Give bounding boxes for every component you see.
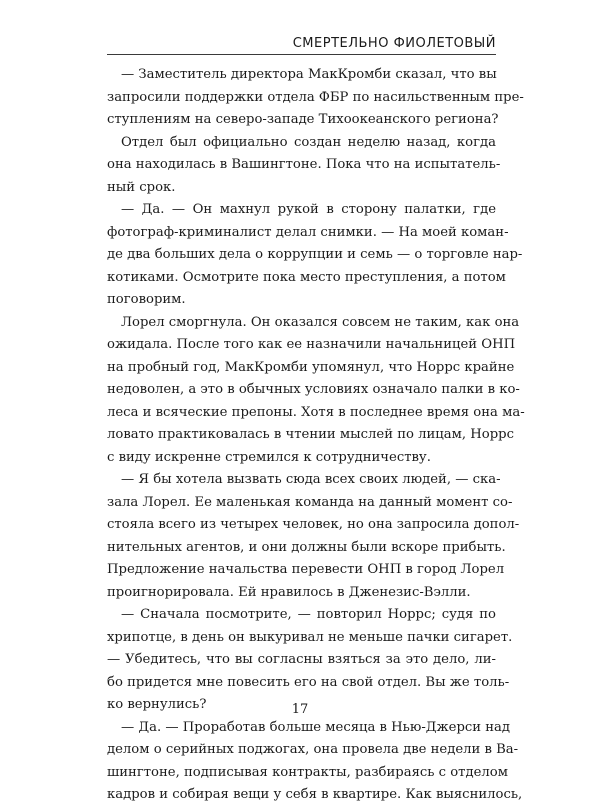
text-line: ный срок. bbox=[107, 179, 176, 195]
text-line: с виду искренне стремился к сотрудничеству. bbox=[107, 449, 431, 465]
text-line: делом о серийных поджогах, она провела две недели в Ва- bbox=[107, 742, 519, 757]
text-line: недоволен, а это в обычных условиях означало палки в ко- bbox=[107, 382, 520, 397]
text-line: — Убедитесь, что вы согласны взяться за это дело, ли- bbox=[107, 652, 496, 667]
text-line: фотограф-криминалист делал снимки. — На моей коман- bbox=[107, 224, 509, 240]
text-line: леса и всяческие препоны. Хотя в последнее время она ма- bbox=[107, 404, 525, 420]
text-line: — Да. — Проработав больше месяца в Нью-Джерси над bbox=[121, 719, 511, 735]
text-line: поговорим. bbox=[107, 292, 186, 307]
text-line: бо придется мне повесить его на свой отдел. Вы же толь- bbox=[107, 674, 510, 690]
text-line: проигнорировала. Ей нравилось в Дженезис-Вэлли. bbox=[107, 584, 471, 600]
text-line: на пробный год, МакКромби упомянул, что Норрс крайне bbox=[107, 359, 515, 375]
text-line: ступлениям на северо-западе Тихоокеанского региона? bbox=[107, 112, 499, 127]
running-head bbox=[107, 14, 496, 55]
text-line: котиками. Осмотрите пока место преступления, а потом bbox=[107, 269, 506, 285]
text-line: де два больших дела о коррупции и семь — о торговле нар- bbox=[107, 247, 523, 262]
text-line: Предложение начальства перевести ОНП в город Лорел bbox=[107, 562, 505, 577]
text-line: ожидала. После того как ее назначили начальницей ОНП bbox=[107, 337, 516, 352]
text-line: — Я бы хотела вызвать сюда всех своих людей, — ска- bbox=[121, 472, 501, 487]
text-line: ко вернулись? bbox=[107, 697, 207, 712]
text-line: хрипотце, в день он выкуривал не меньше пачки сигарет. bbox=[107, 629, 513, 645]
text-line: нительных агентов, и они должны были вскоре прибыть. bbox=[107, 539, 506, 555]
text-line: кадров и собирая вещи у себя в квартире. Как выяснилось, bbox=[107, 787, 523, 802]
text-line: запросили поддержки отдела ФБР по насильственным пре- bbox=[107, 89, 524, 105]
text-line: зала Лорел. Ее маленькая команда на данный момент со- bbox=[107, 494, 513, 510]
running-title: СМЕРТЕЛЬНО ФИОЛЕТОВЫЙ bbox=[292, 36, 496, 51]
text-line: — Заместитель директора МакКромби сказал, что вы bbox=[121, 67, 497, 82]
text-line: Лорел сморгнула. Он оказался совсем не таким, как она bbox=[121, 314, 520, 330]
text-line: она находилась в Вашингтоне. Пока что на испытатель- bbox=[107, 157, 501, 172]
text-line: стояла всего из четырех человек, но она запросила допол- bbox=[107, 517, 520, 532]
text-line: — Да. — Он махнул рукой в сторону палатки, где bbox=[121, 202, 496, 217]
page-number: 17 bbox=[291, 702, 309, 717]
body-text bbox=[107, 64, 525, 807]
text-line: — Сначала посмотрите, — повторил Норрс; судя по bbox=[121, 607, 496, 622]
text-line: Отдел был официально создан неделю назад, когда bbox=[121, 134, 496, 150]
text-line: ловато практиковалась в чтении мыслей по лицам, Норрс bbox=[107, 427, 514, 442]
text-line: шингтоне, подписывая контракты, разбираясь с отделом bbox=[107, 764, 508, 780]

--

WRITTEN TASK =>
Render every line of the rows above as a JSON list of strings, one string per line, skipping blank lines and leaving out the pictures.

ANSWER TO THE TASK =>
[
  "Give bounding boxes for every component you see.",
  "text-line: ный срок. bbox=[107, 179, 176, 195]",
  "text-line: с виду искренне стремился к сотрудничеству. bbox=[107, 449, 431, 465]",
  "text-line: делом о серийных поджогах, она провела две недели в Ва- bbox=[107, 742, 519, 757]",
  "text-line: недоволен, а это в обычных условиях означало палки в ко- bbox=[107, 382, 520, 397]",
  "text-line: — Убедитесь, что вы согласны взяться за это дело, ли- bbox=[107, 652, 496, 667]",
  "text-line: фотограф-криминалист делал снимки. — На моей коман- bbox=[107, 224, 509, 240]",
  "text-line: леса и всяческие препоны. Хотя в последнее время она ма- bbox=[107, 404, 525, 420]",
  "text-line: — Да. — Проработав больше месяца в Нью-Джерси над bbox=[121, 719, 511, 735]",
  "text-line: поговорим. bbox=[107, 292, 186, 307]",
  "text-line: бо придется мне повесить его на свой отдел. Вы же толь- bbox=[107, 674, 510, 690]",
  "text-line: проигнорировала. Ей нравилось в Дженезис-Вэлли. bbox=[107, 584, 471, 600]",
  "text-line: на пробный год, МакКромби упомянул, что Норрс крайне bbox=[107, 359, 515, 375]",
  "text-line: ступлениям на северо-западе Тихоокеанского региона? bbox=[107, 112, 499, 127]",
  "running-head bbox=[107, 14, 496, 55]",
  "text-line: котиками. Осмотрите пока место преступления, а потом bbox=[107, 269, 506, 285]",
  "text-line: де два больших дела о коррупции и семь — о торговле нар- bbox=[107, 247, 523, 262]",
  "text-line: Предложение начальства перевести ОНП в город Лорел bbox=[107, 562, 505, 577]",
  "text-line: ожидала. После того как ее назначили начальницей ОНП bbox=[107, 337, 516, 352]",
  "text-line: — Я бы хотела вызвать сюда всех своих людей, — ска- bbox=[121, 472, 501, 487]",
  "text-line: ко вернулись? bbox=[107, 697, 207, 712]",
  "text-line: хрипотце, в день он выкуривал не меньше пачки сигарет. bbox=[107, 629, 513, 645]",
  "text-line: нительных агентов, и они должны были вскоре прибыть. bbox=[107, 539, 506, 555]",
  "text-line: кадров и собирая вещи у себя в квартире. Как выяснилось, bbox=[107, 787, 523, 802]",
  "text-line: запросили поддержки отдела ФБР по насильственным пре- bbox=[107, 89, 524, 105]",
  "text-line: зала Лорел. Ее маленькая команда на данный момент со- bbox=[107, 494, 513, 510]",
  "running-title: СМЕРТЕЛЬНО ФИОЛЕТОВЫЙ bbox=[292, 36, 496, 51]",
  "text-line: — Заместитель директора МакКромби сказал, что вы bbox=[121, 67, 497, 82]",
  "text-line: Лорел сморгнула. Он оказался совсем не таким, как она bbox=[121, 314, 520, 330]",
  "text-line: она находилась в Вашингтоне. Пока что на испытатель- bbox=[107, 157, 501, 172]",
  "text-line: стояла всего из четырех человек, но она запросила допол- bbox=[107, 517, 520, 532]",
  "text-line: — Да. — Он махнул рукой в сторону палатки, где bbox=[121, 202, 496, 217]",
  "page-number: 17 bbox=[291, 702, 309, 717]",
  "body-text bbox=[107, 64, 525, 807]",
  "text-line: — Сначала посмотрите, — повторил Норрс; судя по bbox=[121, 607, 496, 622]",
  "text-line: Отдел был официально создан неделю назад, когда bbox=[121, 134, 496, 150]",
  "text-line: ловато практиковалась в чтении мыслей по лицам, Норрс bbox=[107, 427, 514, 442]",
  "text-line: шингтоне, подписывая контракты, разбираясь с отделом bbox=[107, 764, 508, 780]"
]